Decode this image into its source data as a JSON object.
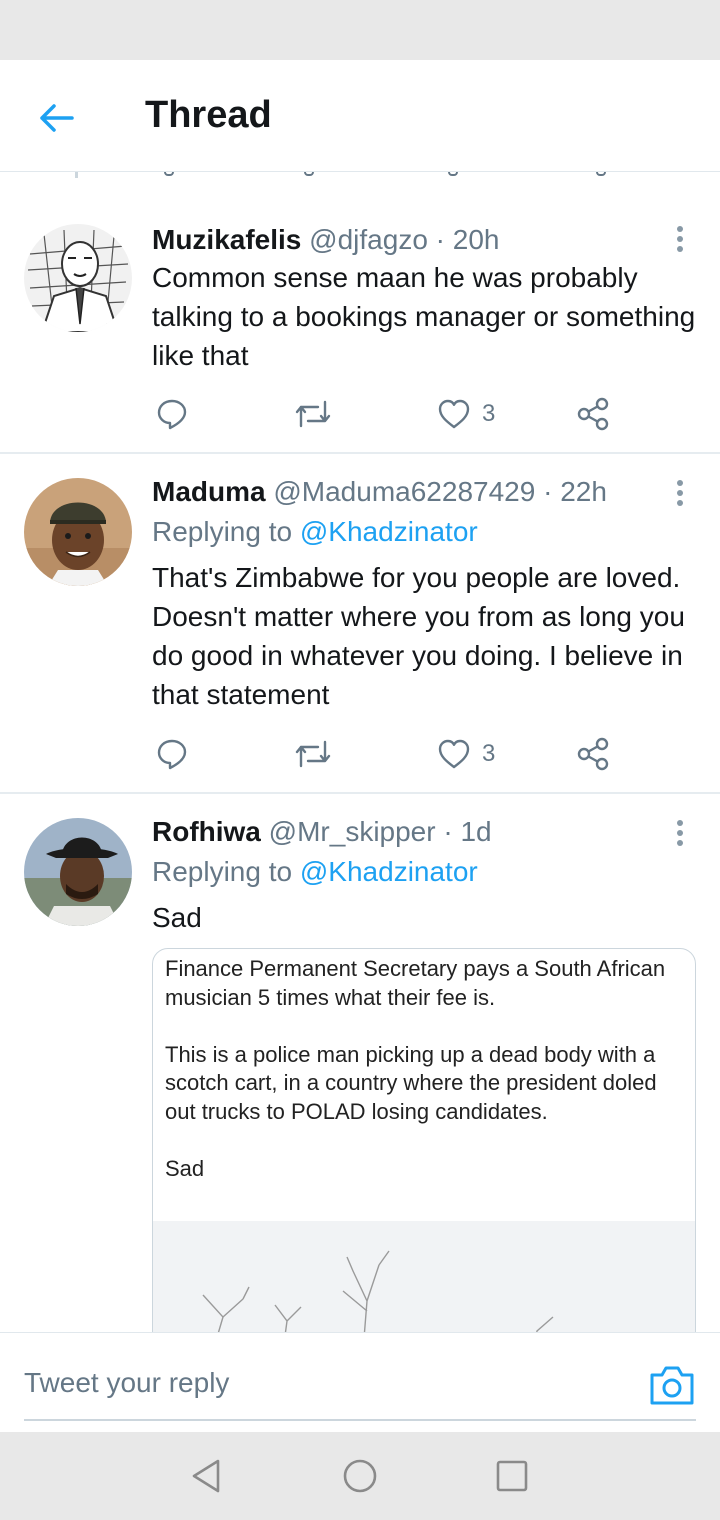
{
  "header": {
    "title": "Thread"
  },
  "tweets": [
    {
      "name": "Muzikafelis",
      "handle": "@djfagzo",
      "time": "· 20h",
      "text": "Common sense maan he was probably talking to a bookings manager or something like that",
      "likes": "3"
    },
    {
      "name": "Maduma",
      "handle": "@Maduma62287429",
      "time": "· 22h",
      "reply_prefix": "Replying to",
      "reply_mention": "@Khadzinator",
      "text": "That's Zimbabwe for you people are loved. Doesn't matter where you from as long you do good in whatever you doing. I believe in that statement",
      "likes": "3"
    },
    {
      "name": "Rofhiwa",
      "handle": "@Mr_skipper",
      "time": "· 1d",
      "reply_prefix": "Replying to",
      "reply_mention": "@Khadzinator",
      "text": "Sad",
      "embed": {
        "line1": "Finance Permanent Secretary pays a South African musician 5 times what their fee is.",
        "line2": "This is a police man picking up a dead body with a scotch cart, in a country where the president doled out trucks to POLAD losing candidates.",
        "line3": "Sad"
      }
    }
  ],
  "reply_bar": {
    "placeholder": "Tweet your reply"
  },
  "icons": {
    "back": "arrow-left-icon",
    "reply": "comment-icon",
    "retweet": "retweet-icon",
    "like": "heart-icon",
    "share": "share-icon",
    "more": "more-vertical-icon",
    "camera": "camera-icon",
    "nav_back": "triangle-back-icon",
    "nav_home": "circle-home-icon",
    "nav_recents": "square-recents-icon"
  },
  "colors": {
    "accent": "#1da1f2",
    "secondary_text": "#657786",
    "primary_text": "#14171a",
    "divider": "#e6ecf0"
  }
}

────────────────────

### Request
The pictures should not appear in the copy; every other part of the records above must be returned exactly.

### Answer for the task
Decode this image into its source data as a JSON object.
{
  "header": {
    "title": "Thread"
  },
  "tweets": [
    {
      "name": "Muzikafelis",
      "handle": "@djfagzo",
      "time": "· 20h",
      "text": "Common sense maan he was probably talking to a bookings manager or something like that",
      "likes": "3"
    },
    {
      "name": "Maduma",
      "handle": "@Maduma62287429",
      "time": "· 22h",
      "reply_prefix": "Replying to",
      "reply_mention": "@Khadzinator",
      "text": "That's Zimbabwe for you people are loved. Doesn't matter where you from as long you do good in whatever you doing. I believe in that statement",
      "likes": "3"
    },
    {
      "name": "Rofhiwa",
      "handle": "@Mr_skipper",
      "time": "· 1d",
      "reply_prefix": "Replying to",
      "reply_mention": "@Khadzinator",
      "text": "Sad",
      "embed": {
        "line1": "Finance Permanent Secretary pays a South African musician 5 times what their fee is.",
        "line2": "This is a police man picking up a dead body with a scotch cart, in a country where the president doled out trucks to POLAD losing candidates.",
        "line3": "Sad"
      }
    }
  ],
  "reply_bar": {
    "placeholder": "Tweet your reply"
  },
  "icons": {
    "back": "arrow-left-icon",
    "reply": "comment-icon",
    "retweet": "retweet-icon",
    "like": "heart-icon",
    "share": "share-icon",
    "more": "more-vertical-icon",
    "camera": "camera-icon",
    "nav_back": "triangle-back-icon",
    "nav_home": "circle-home-icon",
    "nav_recents": "square-recents-icon"
  },
  "colors": {
    "accent": "#1da1f2",
    "secondary_text": "#657786",
    "primary_text": "#14171a",
    "divider": "#e6ecf0"
  }
}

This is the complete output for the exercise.